Data entries
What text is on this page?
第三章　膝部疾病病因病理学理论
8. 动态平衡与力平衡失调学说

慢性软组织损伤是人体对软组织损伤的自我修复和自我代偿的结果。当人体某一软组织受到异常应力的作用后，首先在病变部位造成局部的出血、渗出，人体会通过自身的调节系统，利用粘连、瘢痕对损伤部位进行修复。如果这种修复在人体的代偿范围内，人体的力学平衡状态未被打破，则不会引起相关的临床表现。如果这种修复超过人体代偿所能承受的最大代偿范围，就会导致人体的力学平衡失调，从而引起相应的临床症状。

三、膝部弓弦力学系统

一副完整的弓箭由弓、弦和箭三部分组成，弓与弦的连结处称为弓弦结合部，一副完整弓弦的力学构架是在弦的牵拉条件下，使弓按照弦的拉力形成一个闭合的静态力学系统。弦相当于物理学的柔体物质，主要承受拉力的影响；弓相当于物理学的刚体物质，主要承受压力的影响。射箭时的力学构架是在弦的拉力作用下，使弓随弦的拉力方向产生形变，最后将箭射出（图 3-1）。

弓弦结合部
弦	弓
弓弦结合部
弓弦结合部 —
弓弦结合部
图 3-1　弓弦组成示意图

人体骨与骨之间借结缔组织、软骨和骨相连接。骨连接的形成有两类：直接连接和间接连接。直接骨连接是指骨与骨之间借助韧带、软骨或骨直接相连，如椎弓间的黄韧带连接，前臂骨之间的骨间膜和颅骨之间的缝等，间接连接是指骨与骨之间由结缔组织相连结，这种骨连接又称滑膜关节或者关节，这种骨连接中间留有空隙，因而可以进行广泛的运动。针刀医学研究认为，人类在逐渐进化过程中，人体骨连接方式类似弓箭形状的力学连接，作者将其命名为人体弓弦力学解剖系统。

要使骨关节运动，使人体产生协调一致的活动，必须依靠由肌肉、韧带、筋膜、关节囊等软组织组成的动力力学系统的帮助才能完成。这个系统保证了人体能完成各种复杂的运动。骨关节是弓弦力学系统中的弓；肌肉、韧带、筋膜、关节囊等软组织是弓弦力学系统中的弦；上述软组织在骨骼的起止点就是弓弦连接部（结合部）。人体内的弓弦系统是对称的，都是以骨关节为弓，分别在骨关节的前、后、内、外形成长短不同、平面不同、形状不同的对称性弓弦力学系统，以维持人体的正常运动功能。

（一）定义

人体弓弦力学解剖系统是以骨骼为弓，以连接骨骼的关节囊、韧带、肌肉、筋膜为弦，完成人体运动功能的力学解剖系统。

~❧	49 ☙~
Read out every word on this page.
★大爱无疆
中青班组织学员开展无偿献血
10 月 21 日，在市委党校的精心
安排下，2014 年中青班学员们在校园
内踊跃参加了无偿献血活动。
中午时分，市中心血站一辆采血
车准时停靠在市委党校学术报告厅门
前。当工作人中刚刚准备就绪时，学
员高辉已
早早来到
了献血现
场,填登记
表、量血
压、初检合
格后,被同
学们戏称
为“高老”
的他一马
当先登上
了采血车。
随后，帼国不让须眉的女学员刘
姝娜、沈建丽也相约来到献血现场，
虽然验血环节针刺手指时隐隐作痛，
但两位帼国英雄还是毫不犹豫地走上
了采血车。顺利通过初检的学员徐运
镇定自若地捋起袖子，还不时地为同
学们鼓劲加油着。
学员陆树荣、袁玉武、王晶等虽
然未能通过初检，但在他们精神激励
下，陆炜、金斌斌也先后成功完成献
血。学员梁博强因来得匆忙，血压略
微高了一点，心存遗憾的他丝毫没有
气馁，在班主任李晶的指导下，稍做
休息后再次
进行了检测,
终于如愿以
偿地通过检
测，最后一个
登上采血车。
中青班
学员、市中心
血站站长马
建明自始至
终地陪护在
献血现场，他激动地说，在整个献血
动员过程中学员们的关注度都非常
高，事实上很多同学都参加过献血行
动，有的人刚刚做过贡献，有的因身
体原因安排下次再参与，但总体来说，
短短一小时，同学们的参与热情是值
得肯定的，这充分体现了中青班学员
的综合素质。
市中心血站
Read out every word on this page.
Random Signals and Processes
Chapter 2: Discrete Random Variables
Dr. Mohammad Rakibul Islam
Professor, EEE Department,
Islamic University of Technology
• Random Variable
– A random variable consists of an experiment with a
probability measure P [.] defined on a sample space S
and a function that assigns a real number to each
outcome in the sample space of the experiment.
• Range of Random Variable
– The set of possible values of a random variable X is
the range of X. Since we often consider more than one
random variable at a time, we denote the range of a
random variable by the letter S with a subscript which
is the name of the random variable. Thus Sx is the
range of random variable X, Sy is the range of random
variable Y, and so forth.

### Request
Pick out, from the lines above, every one that contains the string "sample".

### Finished answer
probability measure P [.] defined on a sample space S
outcome in the sample space of the experiment.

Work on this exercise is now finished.